— Start of Data for this task —

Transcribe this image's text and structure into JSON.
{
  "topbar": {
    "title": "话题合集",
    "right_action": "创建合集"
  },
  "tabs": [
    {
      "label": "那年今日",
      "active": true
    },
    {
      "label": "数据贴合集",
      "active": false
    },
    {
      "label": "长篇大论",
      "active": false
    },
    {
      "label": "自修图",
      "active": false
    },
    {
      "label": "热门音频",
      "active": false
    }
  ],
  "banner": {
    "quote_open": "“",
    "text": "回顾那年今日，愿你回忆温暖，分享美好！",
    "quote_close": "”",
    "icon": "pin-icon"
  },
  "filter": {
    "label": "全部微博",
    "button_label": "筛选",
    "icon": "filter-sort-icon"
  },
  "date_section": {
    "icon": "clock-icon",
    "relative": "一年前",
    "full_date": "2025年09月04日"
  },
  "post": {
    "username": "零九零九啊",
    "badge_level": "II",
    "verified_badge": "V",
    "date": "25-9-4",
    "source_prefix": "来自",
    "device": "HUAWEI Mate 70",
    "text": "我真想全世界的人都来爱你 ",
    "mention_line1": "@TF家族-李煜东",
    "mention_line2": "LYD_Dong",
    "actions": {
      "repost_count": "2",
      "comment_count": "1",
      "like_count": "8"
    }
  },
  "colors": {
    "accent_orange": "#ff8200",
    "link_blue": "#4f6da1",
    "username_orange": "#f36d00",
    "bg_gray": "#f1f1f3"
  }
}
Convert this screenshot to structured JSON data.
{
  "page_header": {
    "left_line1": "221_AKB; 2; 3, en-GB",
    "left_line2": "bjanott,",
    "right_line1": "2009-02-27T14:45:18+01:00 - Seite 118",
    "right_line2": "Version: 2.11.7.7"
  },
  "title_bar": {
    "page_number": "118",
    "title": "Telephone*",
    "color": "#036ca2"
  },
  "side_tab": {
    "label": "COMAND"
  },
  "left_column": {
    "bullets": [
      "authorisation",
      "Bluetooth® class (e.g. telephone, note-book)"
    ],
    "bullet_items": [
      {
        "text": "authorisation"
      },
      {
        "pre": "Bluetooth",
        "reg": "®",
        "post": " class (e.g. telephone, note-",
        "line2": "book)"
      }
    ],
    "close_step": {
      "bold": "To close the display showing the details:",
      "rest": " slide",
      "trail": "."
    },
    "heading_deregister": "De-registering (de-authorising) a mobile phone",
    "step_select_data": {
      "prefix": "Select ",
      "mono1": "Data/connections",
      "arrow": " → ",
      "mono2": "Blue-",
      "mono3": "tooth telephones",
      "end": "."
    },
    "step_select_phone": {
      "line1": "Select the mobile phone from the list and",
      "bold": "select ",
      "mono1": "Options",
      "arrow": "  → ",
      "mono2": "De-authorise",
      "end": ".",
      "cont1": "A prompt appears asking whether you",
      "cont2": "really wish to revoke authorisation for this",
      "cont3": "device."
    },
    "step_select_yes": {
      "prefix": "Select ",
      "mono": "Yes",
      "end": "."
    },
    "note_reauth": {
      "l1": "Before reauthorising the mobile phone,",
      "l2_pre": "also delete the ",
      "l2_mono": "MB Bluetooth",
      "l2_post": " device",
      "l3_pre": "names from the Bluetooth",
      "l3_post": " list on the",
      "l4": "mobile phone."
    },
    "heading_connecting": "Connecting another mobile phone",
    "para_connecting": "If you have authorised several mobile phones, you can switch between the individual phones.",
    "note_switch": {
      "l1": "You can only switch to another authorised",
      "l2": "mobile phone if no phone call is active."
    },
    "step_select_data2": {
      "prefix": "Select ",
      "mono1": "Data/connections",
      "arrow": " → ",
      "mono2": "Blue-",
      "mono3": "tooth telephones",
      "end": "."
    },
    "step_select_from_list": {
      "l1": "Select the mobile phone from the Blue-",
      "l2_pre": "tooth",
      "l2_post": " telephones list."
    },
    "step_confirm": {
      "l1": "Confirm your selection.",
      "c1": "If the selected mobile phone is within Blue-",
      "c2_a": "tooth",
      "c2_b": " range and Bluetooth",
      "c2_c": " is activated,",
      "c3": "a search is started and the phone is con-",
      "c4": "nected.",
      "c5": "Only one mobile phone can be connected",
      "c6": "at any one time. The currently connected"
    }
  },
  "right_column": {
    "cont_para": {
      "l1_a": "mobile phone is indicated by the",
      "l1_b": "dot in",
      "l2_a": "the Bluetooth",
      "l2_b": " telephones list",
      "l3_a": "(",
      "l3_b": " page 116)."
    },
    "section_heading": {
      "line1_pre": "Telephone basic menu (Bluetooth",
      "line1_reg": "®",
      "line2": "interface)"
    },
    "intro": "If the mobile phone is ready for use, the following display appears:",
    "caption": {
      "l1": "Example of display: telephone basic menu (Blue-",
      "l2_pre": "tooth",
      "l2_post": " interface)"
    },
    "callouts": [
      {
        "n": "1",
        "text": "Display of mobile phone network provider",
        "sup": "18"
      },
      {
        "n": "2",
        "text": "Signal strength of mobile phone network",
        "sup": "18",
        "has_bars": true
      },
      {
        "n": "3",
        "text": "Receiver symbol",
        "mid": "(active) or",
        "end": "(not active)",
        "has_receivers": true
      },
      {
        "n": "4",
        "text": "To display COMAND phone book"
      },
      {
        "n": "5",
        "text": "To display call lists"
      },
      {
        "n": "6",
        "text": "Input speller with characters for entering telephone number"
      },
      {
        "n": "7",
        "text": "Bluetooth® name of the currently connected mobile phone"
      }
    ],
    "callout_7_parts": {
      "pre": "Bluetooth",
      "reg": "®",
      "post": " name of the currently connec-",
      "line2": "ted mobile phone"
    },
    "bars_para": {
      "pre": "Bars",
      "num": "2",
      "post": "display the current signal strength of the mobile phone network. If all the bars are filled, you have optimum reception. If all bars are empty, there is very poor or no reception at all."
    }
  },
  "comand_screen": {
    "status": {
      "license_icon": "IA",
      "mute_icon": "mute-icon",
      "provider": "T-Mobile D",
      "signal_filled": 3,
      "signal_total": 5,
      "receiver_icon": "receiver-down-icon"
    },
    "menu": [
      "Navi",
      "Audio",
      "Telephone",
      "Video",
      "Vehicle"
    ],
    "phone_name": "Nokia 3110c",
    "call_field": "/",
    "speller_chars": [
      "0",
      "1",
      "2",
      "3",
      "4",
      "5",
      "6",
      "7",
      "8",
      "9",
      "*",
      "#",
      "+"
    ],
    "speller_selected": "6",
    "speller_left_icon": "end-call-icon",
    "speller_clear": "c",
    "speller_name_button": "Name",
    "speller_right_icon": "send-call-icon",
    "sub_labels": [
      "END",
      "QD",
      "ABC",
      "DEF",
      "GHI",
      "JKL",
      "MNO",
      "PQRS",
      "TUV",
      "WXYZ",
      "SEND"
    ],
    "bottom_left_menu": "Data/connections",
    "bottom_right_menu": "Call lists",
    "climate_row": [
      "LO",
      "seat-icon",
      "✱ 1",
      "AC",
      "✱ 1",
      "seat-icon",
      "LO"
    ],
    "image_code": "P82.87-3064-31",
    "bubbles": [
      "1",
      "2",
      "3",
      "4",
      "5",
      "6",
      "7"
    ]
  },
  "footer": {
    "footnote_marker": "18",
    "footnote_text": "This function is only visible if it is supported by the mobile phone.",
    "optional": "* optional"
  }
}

— End of Data for this task —

▶ **What you have to do**:
Pull out all lines from the entries above that include the word "authorisation".

▶ **The completed task**:
      "authorisation",
        "text": "authorisation"
      "cont2": "really wish to revoke authorisation for this",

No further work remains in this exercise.